### [Material shown]
** BEGIN **

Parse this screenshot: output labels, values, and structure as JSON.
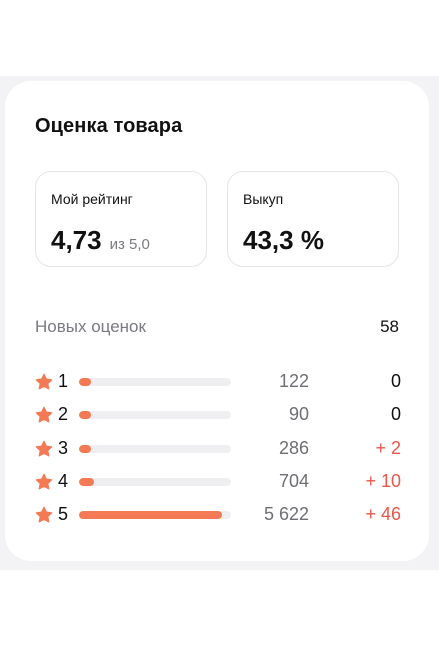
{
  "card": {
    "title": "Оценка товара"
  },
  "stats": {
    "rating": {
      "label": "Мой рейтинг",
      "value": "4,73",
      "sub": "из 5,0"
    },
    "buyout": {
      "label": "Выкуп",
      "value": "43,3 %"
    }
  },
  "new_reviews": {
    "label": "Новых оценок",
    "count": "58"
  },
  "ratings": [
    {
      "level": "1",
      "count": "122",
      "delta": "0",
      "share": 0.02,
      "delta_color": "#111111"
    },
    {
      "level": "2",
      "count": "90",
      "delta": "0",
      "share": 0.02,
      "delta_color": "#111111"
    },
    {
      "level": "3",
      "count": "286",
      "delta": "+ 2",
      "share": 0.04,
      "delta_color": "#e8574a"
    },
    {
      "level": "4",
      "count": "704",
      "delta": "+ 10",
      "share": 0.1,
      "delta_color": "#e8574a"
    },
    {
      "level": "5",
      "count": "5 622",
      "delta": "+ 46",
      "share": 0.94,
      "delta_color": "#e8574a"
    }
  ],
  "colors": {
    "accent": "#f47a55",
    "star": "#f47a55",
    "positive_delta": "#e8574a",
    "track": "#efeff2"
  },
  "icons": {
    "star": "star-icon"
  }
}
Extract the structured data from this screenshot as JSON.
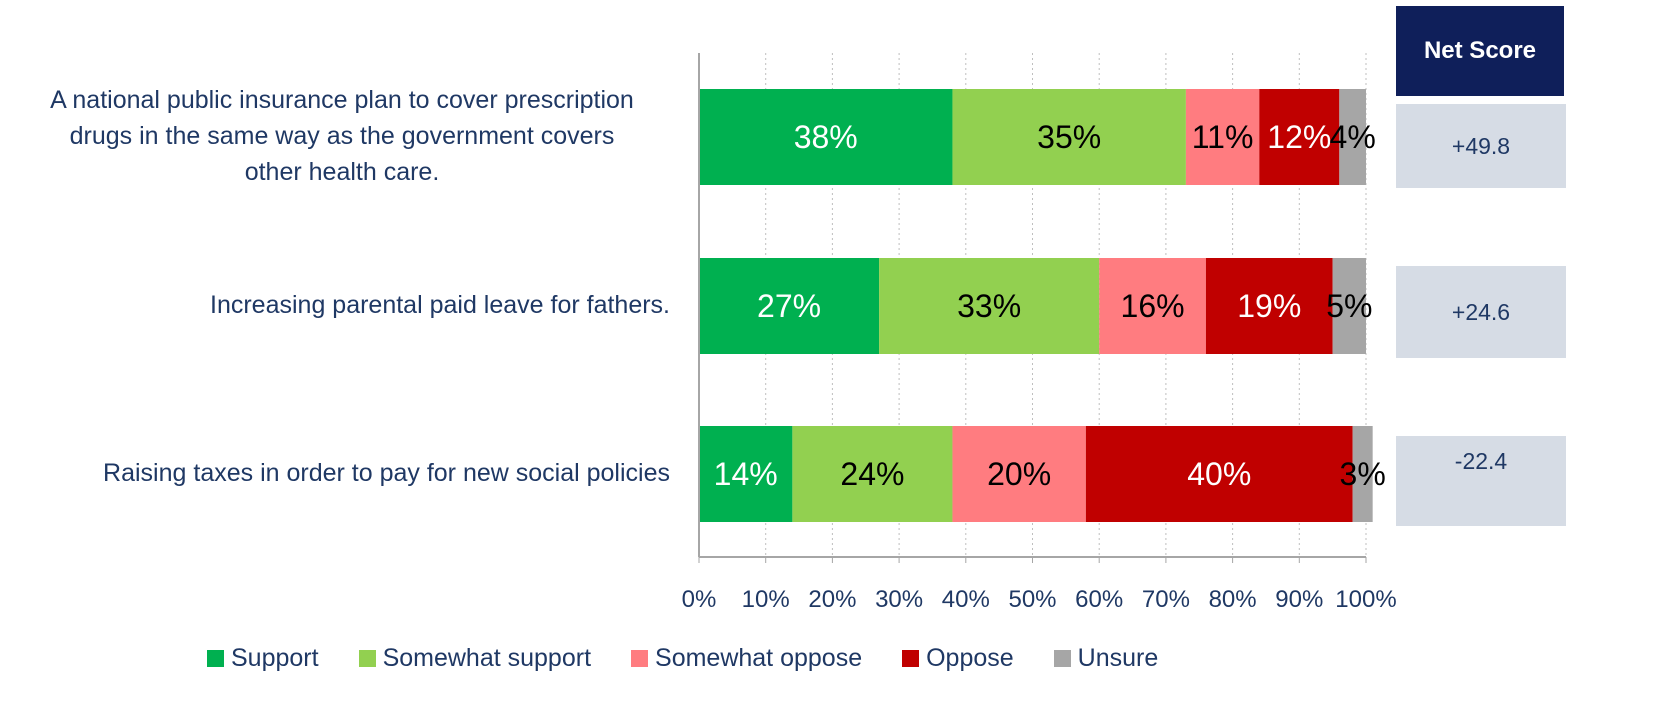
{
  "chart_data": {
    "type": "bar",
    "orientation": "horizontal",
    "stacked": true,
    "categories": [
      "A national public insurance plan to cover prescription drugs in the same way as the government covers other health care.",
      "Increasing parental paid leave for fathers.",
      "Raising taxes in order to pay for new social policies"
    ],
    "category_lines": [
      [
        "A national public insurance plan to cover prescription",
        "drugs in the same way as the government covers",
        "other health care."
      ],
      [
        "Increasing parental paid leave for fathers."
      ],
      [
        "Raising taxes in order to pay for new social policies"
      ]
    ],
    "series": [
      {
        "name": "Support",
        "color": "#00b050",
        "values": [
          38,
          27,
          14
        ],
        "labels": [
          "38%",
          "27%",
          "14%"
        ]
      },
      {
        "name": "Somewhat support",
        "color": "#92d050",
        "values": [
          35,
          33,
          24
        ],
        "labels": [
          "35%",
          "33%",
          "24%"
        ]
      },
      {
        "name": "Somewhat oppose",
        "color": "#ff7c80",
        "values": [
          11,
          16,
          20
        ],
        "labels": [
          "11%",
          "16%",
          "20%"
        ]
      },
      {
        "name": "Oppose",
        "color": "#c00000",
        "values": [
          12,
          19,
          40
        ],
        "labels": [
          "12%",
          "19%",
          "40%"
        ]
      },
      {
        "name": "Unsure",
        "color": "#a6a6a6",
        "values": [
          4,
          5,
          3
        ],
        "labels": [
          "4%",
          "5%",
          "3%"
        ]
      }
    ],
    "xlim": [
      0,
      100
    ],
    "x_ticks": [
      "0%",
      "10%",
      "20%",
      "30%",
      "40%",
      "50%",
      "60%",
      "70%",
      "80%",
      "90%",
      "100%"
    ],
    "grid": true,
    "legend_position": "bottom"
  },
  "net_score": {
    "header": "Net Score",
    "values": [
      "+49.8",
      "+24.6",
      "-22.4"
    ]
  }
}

** END **
** BEGIN **

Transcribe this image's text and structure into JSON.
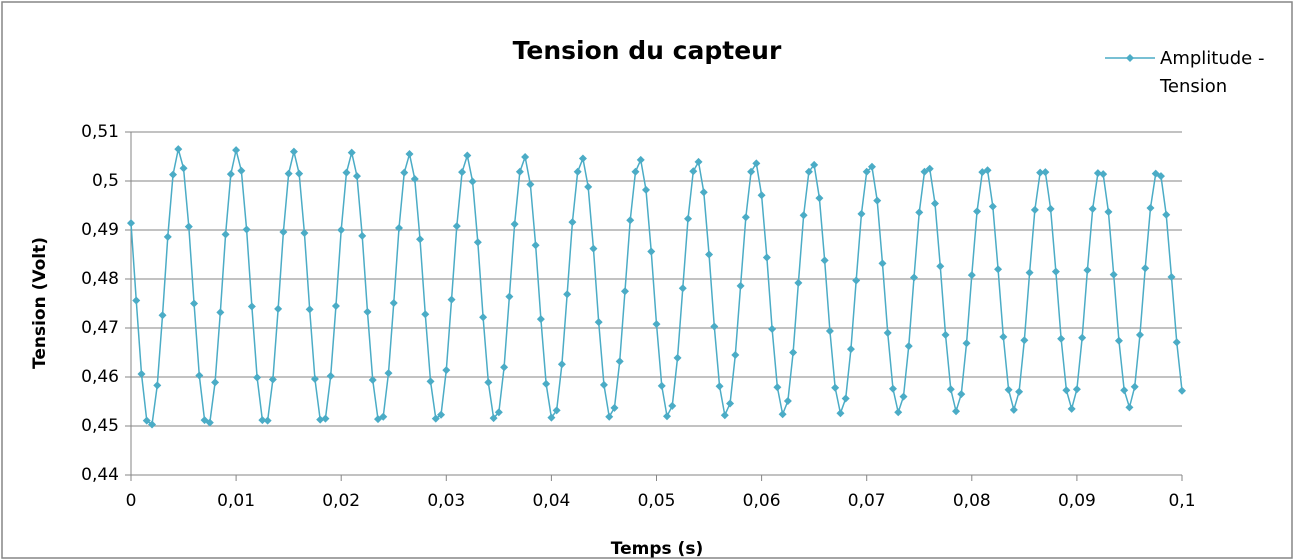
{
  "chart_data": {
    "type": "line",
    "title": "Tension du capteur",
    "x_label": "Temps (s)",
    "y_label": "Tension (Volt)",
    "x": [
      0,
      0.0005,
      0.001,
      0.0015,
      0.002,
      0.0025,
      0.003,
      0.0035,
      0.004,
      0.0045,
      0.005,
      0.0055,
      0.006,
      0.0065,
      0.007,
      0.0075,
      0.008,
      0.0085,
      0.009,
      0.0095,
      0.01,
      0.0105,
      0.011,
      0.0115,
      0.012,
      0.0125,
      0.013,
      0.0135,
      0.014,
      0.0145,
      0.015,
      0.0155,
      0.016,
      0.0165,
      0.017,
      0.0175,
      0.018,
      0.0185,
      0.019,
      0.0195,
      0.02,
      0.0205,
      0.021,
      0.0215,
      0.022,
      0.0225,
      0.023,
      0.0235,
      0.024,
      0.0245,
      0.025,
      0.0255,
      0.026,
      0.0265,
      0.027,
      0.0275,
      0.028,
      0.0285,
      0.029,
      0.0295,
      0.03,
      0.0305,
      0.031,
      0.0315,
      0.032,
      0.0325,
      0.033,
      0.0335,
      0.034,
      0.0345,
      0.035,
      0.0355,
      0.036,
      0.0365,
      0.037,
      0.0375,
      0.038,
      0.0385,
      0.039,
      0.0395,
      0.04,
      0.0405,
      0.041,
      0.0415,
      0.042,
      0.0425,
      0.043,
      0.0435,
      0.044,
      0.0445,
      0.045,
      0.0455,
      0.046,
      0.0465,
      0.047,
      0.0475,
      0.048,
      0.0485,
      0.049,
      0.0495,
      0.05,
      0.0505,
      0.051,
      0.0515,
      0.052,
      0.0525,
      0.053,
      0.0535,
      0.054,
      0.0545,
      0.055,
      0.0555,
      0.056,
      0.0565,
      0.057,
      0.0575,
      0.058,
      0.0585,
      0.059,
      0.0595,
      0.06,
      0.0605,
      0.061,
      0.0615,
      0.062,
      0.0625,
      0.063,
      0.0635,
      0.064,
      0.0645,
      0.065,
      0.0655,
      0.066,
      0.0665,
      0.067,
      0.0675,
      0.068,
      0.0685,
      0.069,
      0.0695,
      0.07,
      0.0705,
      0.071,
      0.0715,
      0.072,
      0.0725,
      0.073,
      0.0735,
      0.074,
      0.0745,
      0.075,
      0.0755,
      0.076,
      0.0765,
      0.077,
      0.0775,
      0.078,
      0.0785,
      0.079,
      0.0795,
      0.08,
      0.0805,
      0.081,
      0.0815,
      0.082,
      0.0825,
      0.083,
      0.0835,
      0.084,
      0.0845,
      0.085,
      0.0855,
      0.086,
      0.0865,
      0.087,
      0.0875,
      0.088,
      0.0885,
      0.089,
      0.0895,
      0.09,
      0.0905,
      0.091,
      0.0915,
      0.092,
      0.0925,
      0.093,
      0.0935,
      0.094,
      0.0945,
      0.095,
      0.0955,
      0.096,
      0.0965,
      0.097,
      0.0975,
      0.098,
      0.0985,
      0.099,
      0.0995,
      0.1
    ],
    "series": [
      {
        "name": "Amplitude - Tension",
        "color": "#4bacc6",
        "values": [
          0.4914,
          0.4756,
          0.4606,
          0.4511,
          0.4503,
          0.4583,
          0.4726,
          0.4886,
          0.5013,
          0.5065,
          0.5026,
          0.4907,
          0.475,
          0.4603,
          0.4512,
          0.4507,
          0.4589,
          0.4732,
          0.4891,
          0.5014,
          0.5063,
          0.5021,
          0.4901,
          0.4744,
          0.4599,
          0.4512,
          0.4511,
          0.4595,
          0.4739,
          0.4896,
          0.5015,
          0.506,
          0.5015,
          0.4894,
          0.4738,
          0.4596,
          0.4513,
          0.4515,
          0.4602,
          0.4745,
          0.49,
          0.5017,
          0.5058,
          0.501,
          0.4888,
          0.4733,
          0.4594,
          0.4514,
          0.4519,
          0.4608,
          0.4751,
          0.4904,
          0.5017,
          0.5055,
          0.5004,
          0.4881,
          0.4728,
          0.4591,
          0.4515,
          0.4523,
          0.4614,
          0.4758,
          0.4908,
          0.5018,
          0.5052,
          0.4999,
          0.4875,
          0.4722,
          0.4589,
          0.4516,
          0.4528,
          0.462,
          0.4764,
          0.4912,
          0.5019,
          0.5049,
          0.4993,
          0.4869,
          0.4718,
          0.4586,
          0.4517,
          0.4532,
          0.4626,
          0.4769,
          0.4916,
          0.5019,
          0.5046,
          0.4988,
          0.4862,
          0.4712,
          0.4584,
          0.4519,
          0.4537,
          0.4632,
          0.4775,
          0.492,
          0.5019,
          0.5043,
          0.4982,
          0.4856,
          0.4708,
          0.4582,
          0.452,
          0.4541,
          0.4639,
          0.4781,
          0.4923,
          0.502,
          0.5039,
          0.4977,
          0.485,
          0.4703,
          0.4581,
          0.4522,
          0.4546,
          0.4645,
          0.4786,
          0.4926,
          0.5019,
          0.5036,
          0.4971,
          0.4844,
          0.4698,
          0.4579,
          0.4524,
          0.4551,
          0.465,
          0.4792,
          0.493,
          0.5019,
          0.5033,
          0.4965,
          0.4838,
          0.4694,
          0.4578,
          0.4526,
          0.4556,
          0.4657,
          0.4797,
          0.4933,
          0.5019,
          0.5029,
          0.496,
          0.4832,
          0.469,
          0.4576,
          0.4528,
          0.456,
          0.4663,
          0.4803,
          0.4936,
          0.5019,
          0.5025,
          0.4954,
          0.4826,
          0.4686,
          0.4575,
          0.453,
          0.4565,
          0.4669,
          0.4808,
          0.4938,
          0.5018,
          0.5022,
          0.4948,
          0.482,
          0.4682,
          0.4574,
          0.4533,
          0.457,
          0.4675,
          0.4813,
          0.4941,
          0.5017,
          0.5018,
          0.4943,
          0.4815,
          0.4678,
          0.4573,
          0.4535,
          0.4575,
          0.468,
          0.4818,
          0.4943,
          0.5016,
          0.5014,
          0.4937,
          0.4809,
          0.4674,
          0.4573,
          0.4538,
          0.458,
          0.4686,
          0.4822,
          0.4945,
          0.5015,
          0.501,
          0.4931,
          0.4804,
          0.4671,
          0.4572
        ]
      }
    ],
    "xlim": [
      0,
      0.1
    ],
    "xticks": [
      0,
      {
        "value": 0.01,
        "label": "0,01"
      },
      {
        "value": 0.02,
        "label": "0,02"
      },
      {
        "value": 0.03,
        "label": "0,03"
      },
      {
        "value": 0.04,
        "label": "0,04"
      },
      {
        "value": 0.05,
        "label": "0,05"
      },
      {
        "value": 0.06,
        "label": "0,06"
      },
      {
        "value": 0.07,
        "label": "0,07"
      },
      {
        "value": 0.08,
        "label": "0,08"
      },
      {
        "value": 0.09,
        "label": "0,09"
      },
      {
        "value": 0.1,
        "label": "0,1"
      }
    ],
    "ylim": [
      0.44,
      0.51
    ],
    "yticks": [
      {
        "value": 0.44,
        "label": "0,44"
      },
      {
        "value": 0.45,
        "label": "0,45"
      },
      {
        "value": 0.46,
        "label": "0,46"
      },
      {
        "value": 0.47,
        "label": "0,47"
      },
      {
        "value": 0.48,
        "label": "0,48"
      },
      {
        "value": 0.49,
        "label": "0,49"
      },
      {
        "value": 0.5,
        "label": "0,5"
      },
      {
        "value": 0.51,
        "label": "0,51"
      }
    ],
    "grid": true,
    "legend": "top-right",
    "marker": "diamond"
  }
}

** END **

### [What to do]
Consider the entries above and return each line with the string "national".

### [The output]
      "A national public insurance plan to cover prescription drugs in the same way as the government covers other health care.",
        "A national public insurance plan to cover prescription",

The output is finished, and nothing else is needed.